> _Prompt_:
Exclude all pictures, then copy each of the records exactly as written.

> _Stored rows_:
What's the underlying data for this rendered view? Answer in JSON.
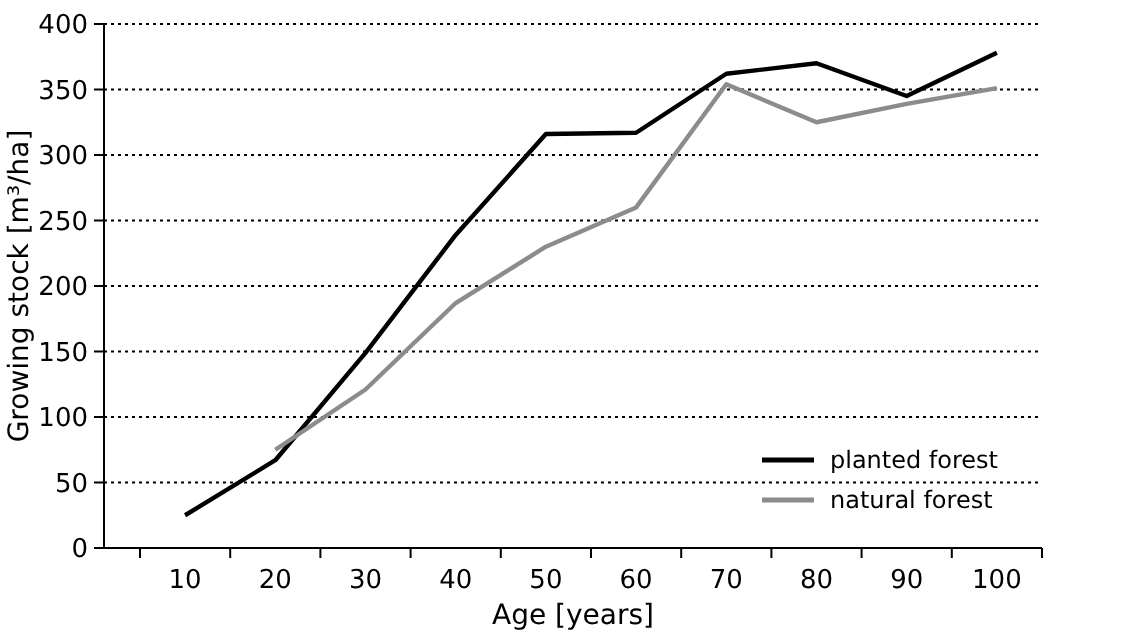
{
  "chart_data": {
    "type": "line",
    "xlabel": "Age [years]",
    "ylabel": "Growing stock [m³/ha]",
    "categories": [
      "10",
      "20",
      "30",
      "40",
      "50",
      "60",
      "70",
      "80",
      "90",
      "100"
    ],
    "series": [
      {
        "name": "planted forest",
        "color": "#000000",
        "values": [
          25,
          67,
          149,
          239,
          316,
          317,
          362,
          370,
          345,
          378
        ]
      },
      {
        "name": "natural forest",
        "color": "#8c8c8c",
        "values": [
          null,
          75,
          121,
          187,
          230,
          260,
          354,
          325,
          339,
          351
        ]
      }
    ],
    "ylim": [
      0,
      400
    ],
    "yticks": [
      0,
      50,
      100,
      150,
      200,
      250,
      300,
      350,
      400
    ],
    "grid": "y",
    "legend": "bottom right",
    "marker": "none",
    "line_style": "solid"
  }
}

> _Written response_:
What's the underlying data for this rendered view? Answer in JSON.
{
  "chart_data": {
    "type": "line",
    "xlabel": "Age [years]",
    "ylabel": "Growing stock [m³/ha]",
    "categories": [
      "10",
      "20",
      "30",
      "40",
      "50",
      "60",
      "70",
      "80",
      "90",
      "100"
    ],
    "series": [
      {
        "name": "planted forest",
        "color": "#000000",
        "values": [
          25,
          67,
          149,
          239,
          316,
          317,
          362,
          370,
          345,
          378
        ]
      },
      {
        "name": "natural forest",
        "color": "#8c8c8c",
        "values": [
          null,
          75,
          121,
          187,
          230,
          260,
          354,
          325,
          339,
          351
        ]
      }
    ],
    "ylim": [
      0,
      400
    ],
    "yticks": [
      0,
      50,
      100,
      150,
      200,
      250,
      300,
      350,
      400
    ],
    "grid": "y",
    "legend": "bottom right",
    "marker": "none",
    "line_style": "solid"
  }
}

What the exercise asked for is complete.